Task 1:
Answer these questions from the Automate Ads text, one answer per line:
(a) In which city was Kuhcoon co-founded?
(b) On what date did the company rename itself to Automate Ads?
(c) On what date did AdHawk announce its acquisition of Automate Ads?
Task 2:
Reproduce the passage of the Automate Ads text between "- Native clients" and "became CEO of the company.", inclusive, word for word.

Automate Ads
- Company type: Advertising
- Founded: 2011
- Headquarters: Palo Alto, California
- Founders: Andrew Torba (former CEO), Charles Szymanski (former CTO)
- Parent: AdHawk
- Website: www.AutomateAds.com at the Wayback Machine (archived March 8, 2016)
- Native clients on: Facebook, Google

= Automate Ads =

American advertising technology company

Automate Ads (formerly Kuhcoon) was an American advertising technology company that offered products for running and creating advertising campaigns on Google and Facebook. The company was founded in 2011 and was acquired by AdHawk in October 2017.

== History ==
Kuhcoon was co-founded in 2011 by Andrew Torba and Charles Szymanski, who were college roommates at the time, in Scranton, Pennsylvania. In October 2011, Torba became CEO of the company.

In late 2014, Y Combinator invested in Kuhcoon. In February 2015, the company claimed it was working with over 6,000 advertisers in over 90 different countries, said they would soon launch on Google Adwords, and were also planning on launching on Twitter and Pinterest. Kuhcoon also claimed their focus was on serving small and medium-sized advertising businesses rather than serving big businesses. On June 25, 2015, the company renamed itself to Automate Ads. In August 2016, Torba stepped down as CEO of the company. That same month, Torba co-founded Gab, an alt-tech social networking service known for its far-right user base, with Ekrem Büyükkaya.

On October 18, 2017, AdHawk announced that they had acquired Automate Ads for an undisclosed amount. According to a press release from AdHawk, no employees from Automate Ads would join AdHawk in the acquisition, but the "underlying technology" from Automate Ads would still be acquired. AdHawk also agreed to consult CTO Szymanski to help integrate Automate Ads' technology into AdHawk's advertising platform. AdHawk was planning on fully integrating their platform with Automate Ads' platform in the first quarter of 2018. According to The New Republic, prior to the acquisition, Automate Ads "nearly shut down". As of August 2021, AdHawk is part of a network of websites on a "mission to transform the way flooring is bought and sold."

Supplied information:
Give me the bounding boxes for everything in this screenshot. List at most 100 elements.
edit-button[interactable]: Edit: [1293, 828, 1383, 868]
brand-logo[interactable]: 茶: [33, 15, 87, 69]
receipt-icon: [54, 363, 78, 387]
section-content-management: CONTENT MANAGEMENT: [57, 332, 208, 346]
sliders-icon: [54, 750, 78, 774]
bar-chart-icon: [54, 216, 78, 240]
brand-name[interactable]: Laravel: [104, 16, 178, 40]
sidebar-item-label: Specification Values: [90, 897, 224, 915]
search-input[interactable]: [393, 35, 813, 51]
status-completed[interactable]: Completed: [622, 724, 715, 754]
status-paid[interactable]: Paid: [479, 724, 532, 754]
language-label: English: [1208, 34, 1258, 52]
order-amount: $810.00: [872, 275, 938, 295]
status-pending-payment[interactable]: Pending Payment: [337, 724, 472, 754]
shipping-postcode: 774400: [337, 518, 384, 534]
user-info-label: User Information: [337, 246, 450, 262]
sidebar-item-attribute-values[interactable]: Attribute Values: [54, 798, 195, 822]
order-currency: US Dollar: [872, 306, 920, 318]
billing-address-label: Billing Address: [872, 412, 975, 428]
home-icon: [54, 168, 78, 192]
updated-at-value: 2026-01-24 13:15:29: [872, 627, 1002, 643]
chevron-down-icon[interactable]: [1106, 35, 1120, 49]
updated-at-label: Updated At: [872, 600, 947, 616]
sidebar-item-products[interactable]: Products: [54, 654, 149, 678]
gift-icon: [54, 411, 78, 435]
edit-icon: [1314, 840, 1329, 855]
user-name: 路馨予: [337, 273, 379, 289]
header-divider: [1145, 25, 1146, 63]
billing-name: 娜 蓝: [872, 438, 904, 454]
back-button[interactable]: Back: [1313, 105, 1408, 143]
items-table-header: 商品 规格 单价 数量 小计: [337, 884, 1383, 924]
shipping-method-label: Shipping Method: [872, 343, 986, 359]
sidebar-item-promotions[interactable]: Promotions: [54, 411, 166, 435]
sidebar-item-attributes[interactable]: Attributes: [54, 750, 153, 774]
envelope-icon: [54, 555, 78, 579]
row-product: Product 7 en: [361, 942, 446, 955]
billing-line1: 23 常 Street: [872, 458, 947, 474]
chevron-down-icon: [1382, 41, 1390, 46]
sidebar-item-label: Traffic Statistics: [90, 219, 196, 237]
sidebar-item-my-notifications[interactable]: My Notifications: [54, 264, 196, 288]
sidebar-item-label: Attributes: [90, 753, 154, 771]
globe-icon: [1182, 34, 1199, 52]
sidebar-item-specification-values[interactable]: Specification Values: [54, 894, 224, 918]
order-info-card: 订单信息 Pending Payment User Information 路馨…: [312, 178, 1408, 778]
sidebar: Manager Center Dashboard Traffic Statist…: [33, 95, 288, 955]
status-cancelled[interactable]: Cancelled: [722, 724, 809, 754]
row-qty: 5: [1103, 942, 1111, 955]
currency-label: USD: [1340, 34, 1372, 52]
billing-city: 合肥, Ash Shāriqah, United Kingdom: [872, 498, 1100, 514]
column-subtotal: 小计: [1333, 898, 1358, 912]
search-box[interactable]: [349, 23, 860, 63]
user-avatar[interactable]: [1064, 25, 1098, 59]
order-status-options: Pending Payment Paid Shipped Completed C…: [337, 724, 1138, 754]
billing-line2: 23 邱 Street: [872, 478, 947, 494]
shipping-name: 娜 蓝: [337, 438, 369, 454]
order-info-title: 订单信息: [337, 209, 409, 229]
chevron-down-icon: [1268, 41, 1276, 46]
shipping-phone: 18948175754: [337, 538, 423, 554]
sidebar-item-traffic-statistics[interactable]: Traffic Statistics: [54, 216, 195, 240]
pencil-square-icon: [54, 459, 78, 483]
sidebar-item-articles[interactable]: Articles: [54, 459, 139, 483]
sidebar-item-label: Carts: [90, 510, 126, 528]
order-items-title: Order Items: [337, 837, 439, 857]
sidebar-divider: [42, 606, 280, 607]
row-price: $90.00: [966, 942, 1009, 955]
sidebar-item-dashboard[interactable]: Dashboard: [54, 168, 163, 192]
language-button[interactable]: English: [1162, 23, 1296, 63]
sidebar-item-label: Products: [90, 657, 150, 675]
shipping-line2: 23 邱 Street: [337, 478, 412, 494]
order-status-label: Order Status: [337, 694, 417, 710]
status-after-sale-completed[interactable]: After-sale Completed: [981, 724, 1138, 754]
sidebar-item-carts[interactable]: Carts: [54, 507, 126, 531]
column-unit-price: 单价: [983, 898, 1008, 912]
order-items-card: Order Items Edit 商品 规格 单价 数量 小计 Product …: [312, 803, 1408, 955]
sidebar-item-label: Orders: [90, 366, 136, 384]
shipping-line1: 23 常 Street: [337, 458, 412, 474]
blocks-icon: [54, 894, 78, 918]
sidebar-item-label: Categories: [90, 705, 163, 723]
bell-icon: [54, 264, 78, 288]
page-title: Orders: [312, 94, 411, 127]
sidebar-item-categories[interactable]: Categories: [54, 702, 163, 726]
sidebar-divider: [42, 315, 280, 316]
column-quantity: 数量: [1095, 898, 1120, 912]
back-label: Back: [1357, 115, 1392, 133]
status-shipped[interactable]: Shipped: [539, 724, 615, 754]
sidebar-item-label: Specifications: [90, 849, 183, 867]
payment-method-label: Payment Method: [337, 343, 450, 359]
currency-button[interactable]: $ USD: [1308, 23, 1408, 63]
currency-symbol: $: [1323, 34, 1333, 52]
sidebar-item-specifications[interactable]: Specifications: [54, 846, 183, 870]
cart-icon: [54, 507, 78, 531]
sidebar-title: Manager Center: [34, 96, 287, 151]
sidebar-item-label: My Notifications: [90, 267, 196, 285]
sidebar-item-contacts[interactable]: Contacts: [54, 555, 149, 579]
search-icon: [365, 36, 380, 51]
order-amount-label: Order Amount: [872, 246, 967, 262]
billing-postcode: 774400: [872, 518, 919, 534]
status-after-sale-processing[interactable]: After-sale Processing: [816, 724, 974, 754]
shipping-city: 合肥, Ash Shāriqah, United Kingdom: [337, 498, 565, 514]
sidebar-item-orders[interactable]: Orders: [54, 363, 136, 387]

Written reply 1:
(a) Scranton, Pennsylvania
(b) June 25, 2015
(c) October 18, 2017

Written reply 2:
- Native clients on: Facebook, Google

= Automate Ads =

American advertising technology company

Automate Ads (formerly Kuhcoon) was an American advertising technology company that offered products for running and creating advertising campaigns on Google and Facebook. The company was founded in 2011 and was acquired by AdHawk in October 2017.

== History ==
Kuhcoon was co-founded in 2011 by Andrew Torba and Charles Szymanski, who were college roommates at the time, in Scranton, Pennsylvania. In October 2011, Torba became CEO of the company.